DATA TO USE:
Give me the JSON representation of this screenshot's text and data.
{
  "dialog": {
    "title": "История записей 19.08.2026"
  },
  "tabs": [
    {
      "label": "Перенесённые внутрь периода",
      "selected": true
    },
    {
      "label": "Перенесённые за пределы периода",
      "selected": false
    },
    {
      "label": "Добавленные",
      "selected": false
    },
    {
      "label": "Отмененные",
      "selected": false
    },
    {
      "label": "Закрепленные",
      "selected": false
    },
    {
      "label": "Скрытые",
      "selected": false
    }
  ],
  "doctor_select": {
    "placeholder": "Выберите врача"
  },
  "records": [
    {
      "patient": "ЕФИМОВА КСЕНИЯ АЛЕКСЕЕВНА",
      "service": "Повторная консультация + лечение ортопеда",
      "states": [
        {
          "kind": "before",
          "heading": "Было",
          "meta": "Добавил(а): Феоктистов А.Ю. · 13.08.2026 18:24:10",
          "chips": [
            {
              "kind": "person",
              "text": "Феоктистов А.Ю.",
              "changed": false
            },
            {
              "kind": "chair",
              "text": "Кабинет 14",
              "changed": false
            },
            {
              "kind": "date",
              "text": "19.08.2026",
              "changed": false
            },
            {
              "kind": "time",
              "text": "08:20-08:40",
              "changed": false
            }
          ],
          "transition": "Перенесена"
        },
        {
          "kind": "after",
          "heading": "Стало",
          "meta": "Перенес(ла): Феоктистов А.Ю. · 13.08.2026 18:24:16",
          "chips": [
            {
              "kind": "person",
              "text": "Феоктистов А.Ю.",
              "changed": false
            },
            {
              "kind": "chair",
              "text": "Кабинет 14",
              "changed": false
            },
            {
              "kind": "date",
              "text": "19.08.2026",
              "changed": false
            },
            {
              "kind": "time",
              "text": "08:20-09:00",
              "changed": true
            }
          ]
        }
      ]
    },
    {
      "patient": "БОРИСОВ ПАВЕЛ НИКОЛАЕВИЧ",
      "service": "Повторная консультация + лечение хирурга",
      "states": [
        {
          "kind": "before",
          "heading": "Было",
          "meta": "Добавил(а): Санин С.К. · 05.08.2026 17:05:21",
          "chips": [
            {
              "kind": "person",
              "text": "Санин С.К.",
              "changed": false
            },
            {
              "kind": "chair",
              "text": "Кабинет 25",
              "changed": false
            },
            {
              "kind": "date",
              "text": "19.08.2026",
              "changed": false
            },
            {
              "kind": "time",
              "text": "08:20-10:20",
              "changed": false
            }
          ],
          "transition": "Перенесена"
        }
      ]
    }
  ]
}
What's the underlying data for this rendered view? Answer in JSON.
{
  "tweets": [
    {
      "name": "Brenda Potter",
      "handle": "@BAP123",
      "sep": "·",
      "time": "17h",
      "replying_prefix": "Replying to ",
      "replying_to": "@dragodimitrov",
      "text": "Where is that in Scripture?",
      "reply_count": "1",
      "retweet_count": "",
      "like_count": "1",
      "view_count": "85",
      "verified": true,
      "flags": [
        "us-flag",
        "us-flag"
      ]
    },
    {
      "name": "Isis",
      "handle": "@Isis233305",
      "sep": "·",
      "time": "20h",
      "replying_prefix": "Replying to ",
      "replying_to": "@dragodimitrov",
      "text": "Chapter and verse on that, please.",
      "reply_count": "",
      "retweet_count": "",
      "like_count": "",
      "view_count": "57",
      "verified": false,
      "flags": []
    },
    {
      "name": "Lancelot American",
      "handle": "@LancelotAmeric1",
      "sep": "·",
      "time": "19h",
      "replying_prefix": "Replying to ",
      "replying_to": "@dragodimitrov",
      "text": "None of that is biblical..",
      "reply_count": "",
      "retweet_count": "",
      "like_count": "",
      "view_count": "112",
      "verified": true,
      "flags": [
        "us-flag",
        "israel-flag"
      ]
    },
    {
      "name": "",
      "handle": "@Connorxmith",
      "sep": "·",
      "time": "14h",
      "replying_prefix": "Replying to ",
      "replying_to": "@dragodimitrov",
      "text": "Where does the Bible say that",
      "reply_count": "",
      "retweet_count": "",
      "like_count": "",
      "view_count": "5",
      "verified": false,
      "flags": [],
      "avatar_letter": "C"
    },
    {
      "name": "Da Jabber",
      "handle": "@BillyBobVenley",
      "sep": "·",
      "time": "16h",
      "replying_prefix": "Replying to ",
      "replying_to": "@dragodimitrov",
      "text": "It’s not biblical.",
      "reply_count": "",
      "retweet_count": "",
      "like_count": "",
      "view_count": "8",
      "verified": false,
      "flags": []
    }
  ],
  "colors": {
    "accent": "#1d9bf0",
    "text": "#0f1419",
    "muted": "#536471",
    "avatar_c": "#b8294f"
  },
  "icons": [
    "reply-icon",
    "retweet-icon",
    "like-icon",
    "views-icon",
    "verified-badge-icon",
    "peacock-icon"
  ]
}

WHAT TO WORK ON:
Return the lines above exactly, keeping every word.

ANSWER TO THE EXERCISE:
Give me the JSON representation of this screenshot's text and data.
{
  "dialog": {
    "title": "История записей 19.08.2026"
  },
  "tabs": [
    {
      "label": "Перенесённые внутрь периода",
      "selected": true
    },
    {
      "label": "Перенесённые за пределы периода",
      "selected": false
    },
    {
      "label": "Добавленные",
      "selected": false
    },
    {
      "label": "Отмененные",
      "selected": false
    },
    {
      "label": "Закрепленные",
      "selected": false
    },
    {
      "label": "Скрытые",
      "selected": false
    }
  ],
  "doctor_select": {
    "placeholder": "Выберите врача"
  },
  "records": [
    {
      "patient": "ЕФИМОВА КСЕНИЯ АЛЕКСЕЕВНА",
      "service": "Повторная консультация + лечение ортопеда",
      "states": [
        {
          "kind": "before",
          "heading": "Было",
          "meta": "Добавил(а): Феоктистов А.Ю. · 13.08.2026 18:24:10",
          "chips": [
            {
              "kind": "person",
              "text": "Феоктистов А.Ю.",
              "changed": false
            },
            {
              "kind": "chair",
              "text": "Кабинет 14",
              "changed": false
            },
            {
              "kind": "date",
              "text": "19.08.2026",
              "changed": false
            },
            {
              "kind": "time",
              "text": "08:20-08:40",
              "changed": false
            }
          ],
          "transition": "Перенесена"
        },
        {
          "kind": "after",
          "heading": "Стало",
          "meta": "Перенес(ла): Феоктистов А.Ю. · 13.08.2026 18:24:16",
          "chips": [
            {
              "kind": "person",
              "text": "Феоктистов А.Ю.",
              "changed": false
            },
            {
              "kind": "chair",
              "text": "Кабинет 14",
              "changed": false
            },
            {
              "kind": "date",
              "text": "19.08.2026",
              "changed": false
            },
            {
              "kind": "time",
              "text": "08:20-09:00",
              "changed": true
            }
          ]
        }
      ]
    },
    {
      "patient": "БОРИСОВ ПАВЕЛ НИКОЛАЕВИЧ",
      "service": "Повторная консультация + лечение хирурга",
      "states": [
        {
          "kind": "before",
          "heading": "Было",
          "meta": "Добавил(а): Санин С.К. · 05.08.2026 17:05:21",
          "chips": [
            {
              "kind": "person",
              "text": "Санин С.К.",
              "changed": false
            },
            {
              "kind": "chair",
              "text": "Кабинет 25",
              "changed": false
            },
            {
              "kind": "date",
              "text": "19.08.2026",
              "changed": false
            },
            {
              "kind": "time",
              "text": "08:20-10:20",
              "changed": false
            }
          ],
          "transition": "Перенесена"
        }
      ]
    }
  ]
}
What's the underlying data for this rendered view? Answer in JSON.
{
  "tweets": [
    {
      "name": "Brenda Potter",
      "handle": "@BAP123",
      "sep": "·",
      "time": "17h",
      "replying_prefix": "Replying to ",
      "replying_to": "@dragodimitrov",
      "text": "Where is that in Scripture?",
      "reply_count": "1",
      "retweet_count": "",
      "like_count": "1",
      "view_count": "85",
      "verified": true,
      "flags": [
        "us-flag",
        "us-flag"
      ]
    },
    {
      "name": "Isis",
      "handle": "@Isis233305",
      "sep": "·",
      "time": "20h",
      "replying_prefix": "Replying to ",
      "replying_to": "@dragodimitrov",
      "text": "Chapter and verse on that, please.",
      "reply_count": "",
      "retweet_count": "",
      "like_count": "",
      "view_count": "57",
      "verified": false,
      "flags": []
    },
    {
      "name": "Lancelot American",
      "handle": "@LancelotAmeric1",
      "sep": "·",
      "time": "19h",
      "replying_prefix": "Replying to ",
      "replying_to": "@dragodimitrov",
      "text": "None of that is biblical..",
      "reply_count": "",
      "retweet_count": "",
      "like_count": "",
      "view_count": "112",
      "verified": true,
      "flags": [
        "us-flag",
        "israel-flag"
      ]
    },
    {
      "name": "",
      "handle": "@Connorxmith",
      "sep": "·",
      "time": "14h",
      "replying_prefix": "Replying to ",
      "replying_to": "@dragodimitrov",
      "text": "Where does the Bible say that",
      "reply_count": "",
      "retweet_count": "",
      "like_count": "",
      "view_count": "5",
      "verified": false,
      "flags": [],
      "avatar_letter": "C"
    },
    {
      "name": "Da Jabber",
      "handle": "@BillyBobVenley",
      "sep": "·",
      "time": "16h",
      "replying_prefix": "Replying to ",
      "replying_to": "@dragodimitrov",
      "text": "It’s not biblical.",
      "reply_count": "",
      "retweet_count": "",
      "like_count": "",
      "view_count": "8",
      "verified": false,
      "flags": []
    }
  ],
  "colors": {
    "accent": "#1d9bf0",
    "text": "#0f1419",
    "muted": "#536471",
    "avatar_c": "#b8294f"
  },
  "icons": [
    "reply-icon",
    "retweet-icon",
    "like-icon",
    "views-icon",
    "verified-badge-icon",
    "peacock-icon"
  ]
}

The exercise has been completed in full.